- What to do
Reproduce all of the data below without alteration; exclude every picture.

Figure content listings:
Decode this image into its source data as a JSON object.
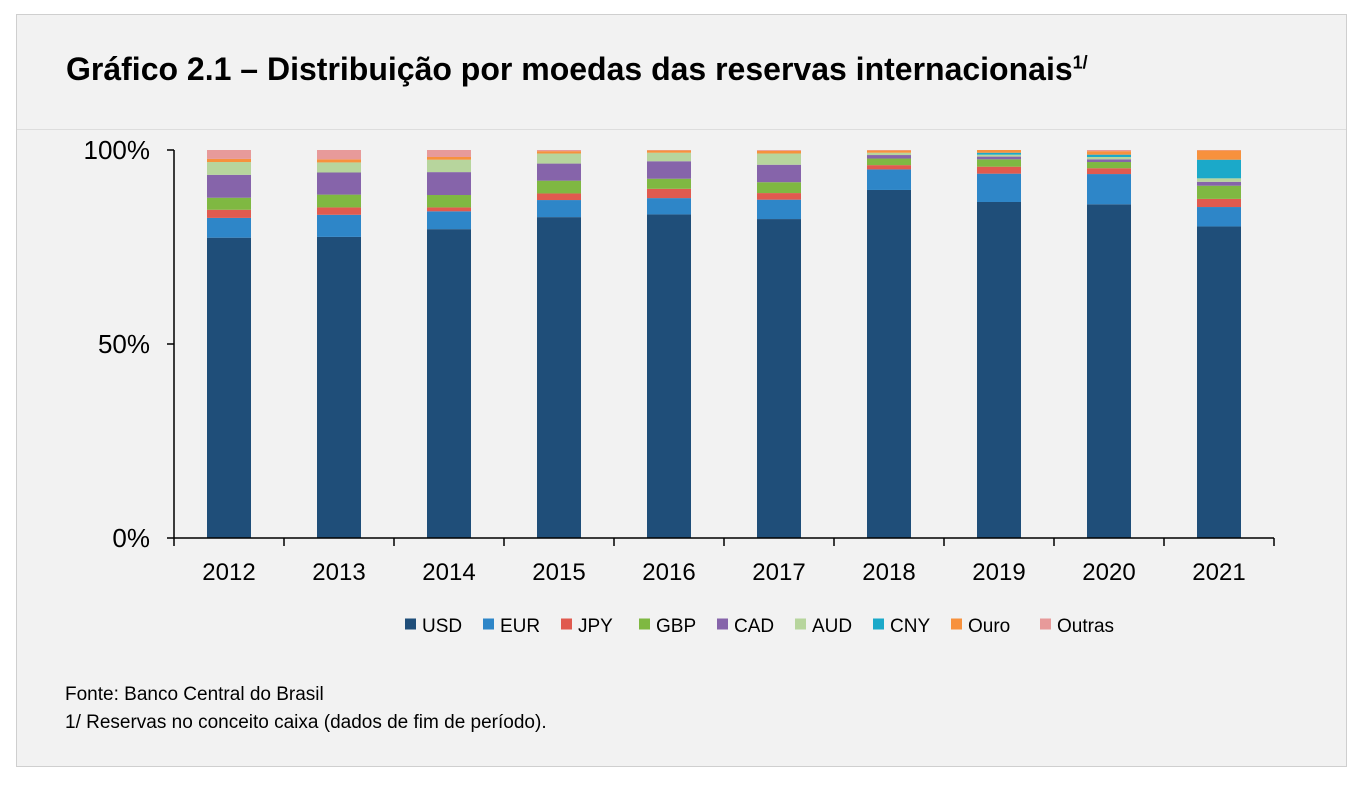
{
  "header": {
    "title": "Gráfico 2.1 – Distribuição por moedas das reservas internacionais",
    "title_superscript": "1/"
  },
  "footer": {
    "source": "Fonte: Banco Central do Brasil",
    "note": "1/ Reservas no conceito caixa (dados de fim de período)."
  },
  "chart_data": {
    "type": "bar",
    "stacked": true,
    "title": "Gráfico 2.1 – Distribuição por moedas das reservas internacionais",
    "xlabel": "",
    "ylabel": "",
    "ylim": [
      0,
      100
    ],
    "yticks": [
      "0%",
      "50%",
      "100%"
    ],
    "ytick_values": [
      0,
      50,
      100
    ],
    "grid": false,
    "legend_position": "bottom",
    "categories": [
      "2012",
      "2013",
      "2014",
      "2015",
      "2016",
      "2017",
      "2018",
      "2019",
      "2020",
      "2021"
    ],
    "series": [
      {
        "name": "USD",
        "color": "#1f4e79",
        "values": [
          77.4,
          77.6,
          79.6,
          82.7,
          83.4,
          82.2,
          89.7,
          86.6,
          86.0,
          80.3
        ]
      },
      {
        "name": "EUR",
        "color": "#2e86c8",
        "values": [
          5.1,
          5.7,
          4.6,
          4.4,
          4.2,
          5.0,
          5.3,
          7.3,
          7.8,
          5.0
        ]
      },
      {
        "name": "JPY",
        "color": "#e05a4f",
        "values": [
          2.1,
          1.9,
          1.0,
          1.7,
          2.4,
          1.7,
          1.1,
          1.8,
          1.5,
          2.1
        ]
      },
      {
        "name": "GBP",
        "color": "#7fb842",
        "values": [
          3.1,
          3.3,
          3.2,
          3.3,
          2.6,
          2.8,
          1.7,
          1.9,
          1.6,
          3.4
        ]
      },
      {
        "name": "CAD",
        "color": "#8664aa",
        "values": [
          5.9,
          5.7,
          5.9,
          4.4,
          4.5,
          4.5,
          0.9,
          0.7,
          0.7,
          1.0
        ]
      },
      {
        "name": "AUD",
        "color": "#b7d59d",
        "values": [
          3.3,
          2.6,
          3.2,
          2.6,
          2.2,
          2.9,
          0.6,
          0.5,
          0.6,
          0.9
        ]
      },
      {
        "name": "CNY",
        "color": "#1ba9c9",
        "values": [
          0.0,
          0.0,
          0.0,
          0.0,
          0.0,
          0.0,
          0.0,
          0.5,
          0.6,
          4.8
        ]
      },
      {
        "name": "Ouro",
        "color": "#f7913d",
        "values": [
          0.8,
          0.8,
          0.7,
          0.6,
          0.6,
          0.7,
          0.6,
          0.7,
          0.9,
          2.4
        ]
      },
      {
        "name": "Outras",
        "color": "#e79a9a",
        "values": [
          2.3,
          2.4,
          1.8,
          0.3,
          0.1,
          0.2,
          0.1,
          0.0,
          0.3,
          0.1
        ]
      }
    ]
  }
}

- Written reply
Decode this image into its source data as a JSON object.
{
  "header": {
    "title": "Gráfico 2.1 – Distribuição por moedas das reservas internacionais",
    "title_superscript": "1/"
  },
  "footer": {
    "source": "Fonte: Banco Central do Brasil",
    "note": "1/ Reservas no conceito caixa (dados de fim de período)."
  },
  "chart_data": {
    "type": "bar",
    "stacked": true,
    "title": "Gráfico 2.1 – Distribuição por moedas das reservas internacionais",
    "xlabel": "",
    "ylabel": "",
    "ylim": [
      0,
      100
    ],
    "yticks": [
      "0%",
      "50%",
      "100%"
    ],
    "ytick_values": [
      0,
      50,
      100
    ],
    "grid": false,
    "legend_position": "bottom",
    "categories": [
      "2012",
      "2013",
      "2014",
      "2015",
      "2016",
      "2017",
      "2018",
      "2019",
      "2020",
      "2021"
    ],
    "series": [
      {
        "name": "USD",
        "color": "#1f4e79",
        "values": [
          77.4,
          77.6,
          79.6,
          82.7,
          83.4,
          82.2,
          89.7,
          86.6,
          86.0,
          80.3
        ]
      },
      {
        "name": "EUR",
        "color": "#2e86c8",
        "values": [
          5.1,
          5.7,
          4.6,
          4.4,
          4.2,
          5.0,
          5.3,
          7.3,
          7.8,
          5.0
        ]
      },
      {
        "name": "JPY",
        "color": "#e05a4f",
        "values": [
          2.1,
          1.9,
          1.0,
          1.7,
          2.4,
          1.7,
          1.1,
          1.8,
          1.5,
          2.1
        ]
      },
      {
        "name": "GBP",
        "color": "#7fb842",
        "values": [
          3.1,
          3.3,
          3.2,
          3.3,
          2.6,
          2.8,
          1.7,
          1.9,
          1.6,
          3.4
        ]
      },
      {
        "name": "CAD",
        "color": "#8664aa",
        "values": [
          5.9,
          5.7,
          5.9,
          4.4,
          4.5,
          4.5,
          0.9,
          0.7,
          0.7,
          1.0
        ]
      },
      {
        "name": "AUD",
        "color": "#b7d59d",
        "values": [
          3.3,
          2.6,
          3.2,
          2.6,
          2.2,
          2.9,
          0.6,
          0.5,
          0.6,
          0.9
        ]
      },
      {
        "name": "CNY",
        "color": "#1ba9c9",
        "values": [
          0.0,
          0.0,
          0.0,
          0.0,
          0.0,
          0.0,
          0.0,
          0.5,
          0.6,
          4.8
        ]
      },
      {
        "name": "Ouro",
        "color": "#f7913d",
        "values": [
          0.8,
          0.8,
          0.7,
          0.6,
          0.6,
          0.7,
          0.6,
          0.7,
          0.9,
          2.4
        ]
      },
      {
        "name": "Outras",
        "color": "#e79a9a",
        "values": [
          2.3,
          2.4,
          1.8,
          0.3,
          0.1,
          0.2,
          0.1,
          0.0,
          0.3,
          0.1
        ]
      }
    ]
  }
}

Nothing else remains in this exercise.